GIVEN PROBLEM —
Check each line of the listing, and copy it if it contains the word "ATNĐ".

RAW RECORDS —
........

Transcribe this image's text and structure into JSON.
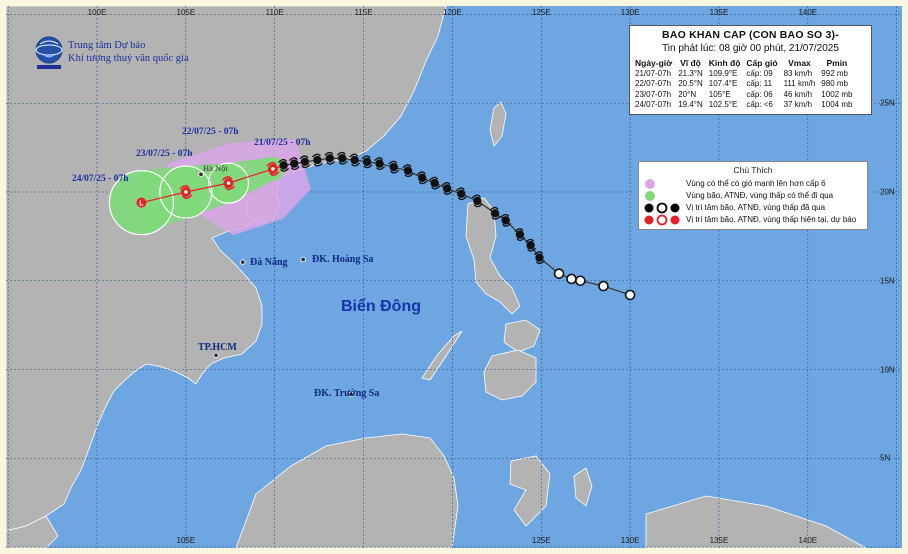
{
  "header": {
    "title": "BAO KHAN CAP (CON BAO SO 3)-",
    "issued": "Tin phát lúc: 08 giờ 00 phút, 21/07/2025"
  },
  "forecast_table": {
    "columns": [
      "Ngày-giờ",
      "Vĩ độ",
      "Kinh độ",
      "Cấp gió",
      "Vmax",
      "Pmin"
    ],
    "rows": [
      {
        "time": "21/07-07h",
        "lat": "21.3°N",
        "lon": "109.9°E",
        "level": "cấp: 09",
        "vmax": "83 km/h",
        "pmin": "992 mb"
      },
      {
        "time": "22/07-07h",
        "lat": "20.5°N",
        "lon": "107.4°E",
        "level": "cấp: 11",
        "vmax": "111 km/h",
        "pmin": "980 mb"
      },
      {
        "time": "23/07-07h",
        "lat": "20°N",
        "lon": "105°E",
        "level": "cấp: 06",
        "vmax": "46 km/h",
        "pmin": "1002 mb"
      },
      {
        "time": "24/07-07h",
        "lat": "19.4°N",
        "lon": "102.5°E",
        "level": "cấp: <6",
        "vmax": "37 km/h",
        "pmin": "1004 mb"
      }
    ]
  },
  "legend": {
    "title": "Chú Thích",
    "items": [
      {
        "label": "Vùng có thể có gió mạnh lên hơn cấp 6",
        "color": "#d9a6e8"
      },
      {
        "label": "Vùng bão, ATNĐ, vùng thấp có thể đi qua",
        "color": "#7fd97a"
      },
      {
        "label": "Vị trí tâm bão, ATNĐ, vùng thấp đã qua",
        "color": "#000000"
      },
      {
        "label": "Vị trí tâm bão, ATNĐ, vùng thấp hiện tại, dự báo",
        "color": "#e8202a"
      }
    ]
  },
  "agency": {
    "line1": "Trung tâm Dự báo",
    "line2": "Khí tượng thuỷ văn quốc gia"
  },
  "grid": {
    "lon_labels": [
      "100E",
      "105E",
      "110E",
      "115E",
      "120E",
      "125E",
      "130E",
      "135E",
      "140E"
    ],
    "lon_bottom_labels": [
      "105E",
      "125E",
      "130E",
      "135E",
      "140E"
    ],
    "lat_labels": [
      "25N",
      "20N",
      "15N",
      "10N",
      "5N"
    ]
  },
  "places": {
    "hanoi": "Hà Nội",
    "danang": "Đà Nẵng",
    "hoangsa": "ĐK. Hoàng Sa",
    "hcm": "TP.HCM",
    "truongsa": "ĐK. Trường Sa",
    "sea": "Biển Đông"
  },
  "forecast_labels": [
    "21/07/25 - 07h",
    "22/07/25 - 07h",
    "23/07/25 - 07h",
    "24/07/25 - 07h"
  ],
  "track_past": [
    {
      "lon": 130.0,
      "lat": 14.2
    },
    {
      "lon": 128.5,
      "lat": 14.7
    },
    {
      "lon": 127.2,
      "lat": 15.0
    },
    {
      "lon": 126.7,
      "lat": 15.1
    },
    {
      "lon": 126.0,
      "lat": 15.4
    },
    {
      "lon": 124.9,
      "lat": 16.3
    },
    {
      "lon": 124.4,
      "lat": 17.0
    },
    {
      "lon": 123.8,
      "lat": 17.6
    },
    {
      "lon": 123.0,
      "lat": 18.4
    },
    {
      "lon": 122.4,
      "lat": 18.8
    },
    {
      "lon": 121.4,
      "lat": 19.5
    },
    {
      "lon": 120.5,
      "lat": 19.9
    },
    {
      "lon": 119.7,
      "lat": 20.2
    },
    {
      "lon": 119.0,
      "lat": 20.5
    },
    {
      "lon": 118.3,
      "lat": 20.8
    },
    {
      "lon": 117.5,
      "lat": 21.2
    },
    {
      "lon": 116.7,
      "lat": 21.4
    },
    {
      "lon": 115.9,
      "lat": 21.6
    },
    {
      "lon": 115.2,
      "lat": 21.7
    },
    {
      "lon": 114.5,
      "lat": 21.8
    },
    {
      "lon": 113.8,
      "lat": 21.9
    },
    {
      "lon": 113.1,
      "lat": 21.9
    },
    {
      "lon": 112.4,
      "lat": 21.8
    },
    {
      "lon": 111.7,
      "lat": 21.7
    },
    {
      "lon": 111.1,
      "lat": 21.6
    },
    {
      "lon": 110.5,
      "lat": 21.5
    }
  ],
  "track_forecast": [
    {
      "lon": 109.9,
      "lat": 21.3,
      "time": "21/07-07h"
    },
    {
      "lon": 107.4,
      "lat": 20.5,
      "time": "22/07-07h"
    },
    {
      "lon": 105.0,
      "lat": 20.0,
      "time": "23/07-07h"
    },
    {
      "lon": 102.5,
      "lat": 19.4,
      "time": "24/07-07h"
    }
  ]
}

........

EXERCISE OUTPUT —
        "label": "Vùng bão, ATNĐ, vùng thấp có thể đi qua",
        "label": "Vị trí tâm bão, ATNĐ, vùng thấp đã qua",
        "label": "Vị trí tâm bão, ATNĐ, vùng thấp hiện tại, dự báo",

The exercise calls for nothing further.